Repeat each entry as written and leave the images out of the copy.

··········

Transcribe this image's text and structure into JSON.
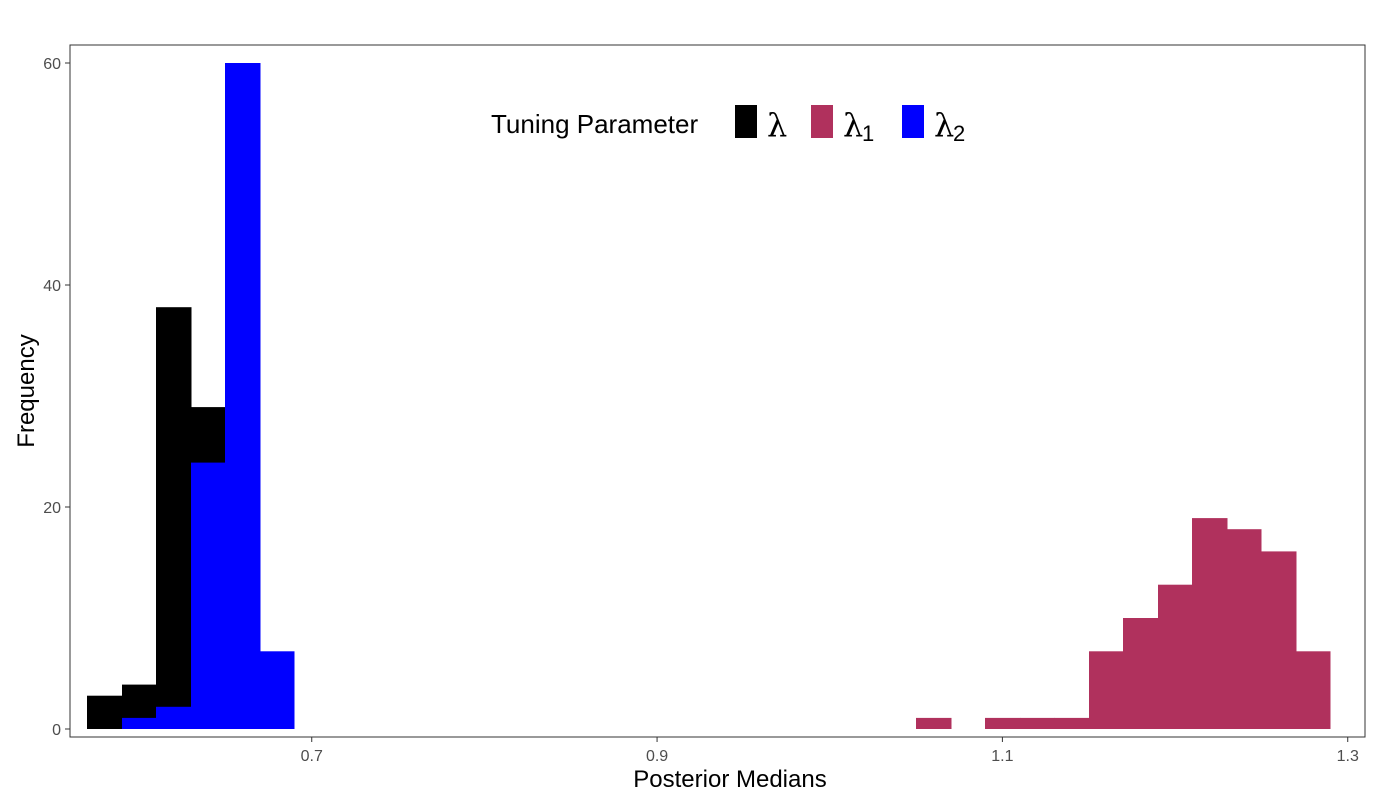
{
  "chart_data": {
    "type": "histogram",
    "xlabel": "Posterior Medians",
    "ylabel": "Frequency",
    "xlim": [
      0.56,
      1.31
    ],
    "ylim": [
      0,
      60
    ],
    "x_ticks": [
      0.7,
      0.9,
      1.1,
      1.3
    ],
    "x_tick_labels": [
      "0.7",
      "0.9",
      "1.1",
      "1.3"
    ],
    "y_ticks": [
      0,
      20,
      40,
      60
    ],
    "y_tick_labels": [
      "0",
      "20",
      "40",
      "60"
    ],
    "bin_width": 0.02,
    "grid": false,
    "legend": {
      "title": "Tuning Parameter",
      "position": "top-center",
      "orientation": "horizontal",
      "entries": [
        {
          "symbol": "λ",
          "subscript": "",
          "color": "#000000"
        },
        {
          "symbol": "λ",
          "subscript": "1",
          "color": "#B0315D"
        },
        {
          "symbol": "λ",
          "subscript": "2",
          "color": "#0000FF"
        }
      ]
    },
    "series": [
      {
        "color": "#000000",
        "bins": [
          {
            "x0": 0.57,
            "x1": 0.59,
            "count": 3
          },
          {
            "x0": 0.59,
            "x1": 0.61,
            "count": 4
          },
          {
            "x0": 0.61,
            "x1": 0.63,
            "count": 38
          },
          {
            "x0": 0.63,
            "x1": 0.65,
            "count": 29
          }
        ]
      },
      {
        "color": "#0000FF",
        "bins": [
          {
            "x0": 0.59,
            "x1": 0.61,
            "count": 1
          },
          {
            "x0": 0.61,
            "x1": 0.63,
            "count": 2
          },
          {
            "x0": 0.63,
            "x1": 0.65,
            "count": 24
          },
          {
            "x0": 0.65,
            "x1": 0.67,
            "count": 60
          },
          {
            "x0": 0.67,
            "x1": 0.69,
            "count": 7
          }
        ]
      },
      {
        "color": "#B0315D",
        "bins": [
          {
            "x0": 1.05,
            "x1": 1.07,
            "count": 1
          },
          {
            "x0": 1.09,
            "x1": 1.11,
            "count": 1
          },
          {
            "x0": 1.11,
            "x1": 1.13,
            "count": 1
          },
          {
            "x0": 1.13,
            "x1": 1.15,
            "count": 1
          },
          {
            "x0": 1.15,
            "x1": 1.17,
            "count": 7
          },
          {
            "x0": 1.17,
            "x1": 1.19,
            "count": 10
          },
          {
            "x0": 1.19,
            "x1": 1.21,
            "count": 13
          },
          {
            "x0": 1.21,
            "x1": 1.23,
            "count": 19
          },
          {
            "x0": 1.23,
            "x1": 1.25,
            "count": 18
          },
          {
            "x0": 1.25,
            "x1": 1.27,
            "count": 16
          },
          {
            "x0": 1.27,
            "x1": 1.29,
            "count": 7
          }
        ]
      }
    ]
  }
}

··········

• [Result for this exercise]:
Transcribe this image's text and structure into JSON.
{
  "chart_data": {
    "type": "histogram",
    "xlabel": "Posterior Medians",
    "ylabel": "Frequency",
    "xlim": [
      0.56,
      1.31
    ],
    "ylim": [
      0,
      60
    ],
    "x_ticks": [
      0.7,
      0.9,
      1.1,
      1.3
    ],
    "x_tick_labels": [
      "0.7",
      "0.9",
      "1.1",
      "1.3"
    ],
    "y_ticks": [
      0,
      20,
      40,
      60
    ],
    "y_tick_labels": [
      "0",
      "20",
      "40",
      "60"
    ],
    "bin_width": 0.02,
    "grid": false,
    "legend": {
      "title": "Tuning Parameter",
      "position": "top-center",
      "orientation": "horizontal",
      "entries": [
        {
          "symbol": "λ",
          "subscript": "",
          "color": "#000000"
        },
        {
          "symbol": "λ",
          "subscript": "1",
          "color": "#B0315D"
        },
        {
          "symbol": "λ",
          "subscript": "2",
          "color": "#0000FF"
        }
      ]
    },
    "series": [
      {
        "color": "#000000",
        "bins": [
          {
            "x0": 0.57,
            "x1": 0.59,
            "count": 3
          },
          {
            "x0": 0.59,
            "x1": 0.61,
            "count": 4
          },
          {
            "x0": 0.61,
            "x1": 0.63,
            "count": 38
          },
          {
            "x0": 0.63,
            "x1": 0.65,
            "count": 29
          }
        ]
      },
      {
        "color": "#0000FF",
        "bins": [
          {
            "x0": 0.59,
            "x1": 0.61,
            "count": 1
          },
          {
            "x0": 0.61,
            "x1": 0.63,
            "count": 2
          },
          {
            "x0": 0.63,
            "x1": 0.65,
            "count": 24
          },
          {
            "x0": 0.65,
            "x1": 0.67,
            "count": 60
          },
          {
            "x0": 0.67,
            "x1": 0.69,
            "count": 7
          }
        ]
      },
      {
        "color": "#B0315D",
        "bins": [
          {
            "x0": 1.05,
            "x1": 1.07,
            "count": 1
          },
          {
            "x0": 1.09,
            "x1": 1.11,
            "count": 1
          },
          {
            "x0": 1.11,
            "x1": 1.13,
            "count": 1
          },
          {
            "x0": 1.13,
            "x1": 1.15,
            "count": 1
          },
          {
            "x0": 1.15,
            "x1": 1.17,
            "count": 7
          },
          {
            "x0": 1.17,
            "x1": 1.19,
            "count": 10
          },
          {
            "x0": 1.19,
            "x1": 1.21,
            "count": 13
          },
          {
            "x0": 1.21,
            "x1": 1.23,
            "count": 19
          },
          {
            "x0": 1.23,
            "x1": 1.25,
            "count": 18
          },
          {
            "x0": 1.25,
            "x1": 1.27,
            "count": 16
          },
          {
            "x0": 1.27,
            "x1": 1.29,
            "count": 7
          }
        ]
      }
    ]
  }
}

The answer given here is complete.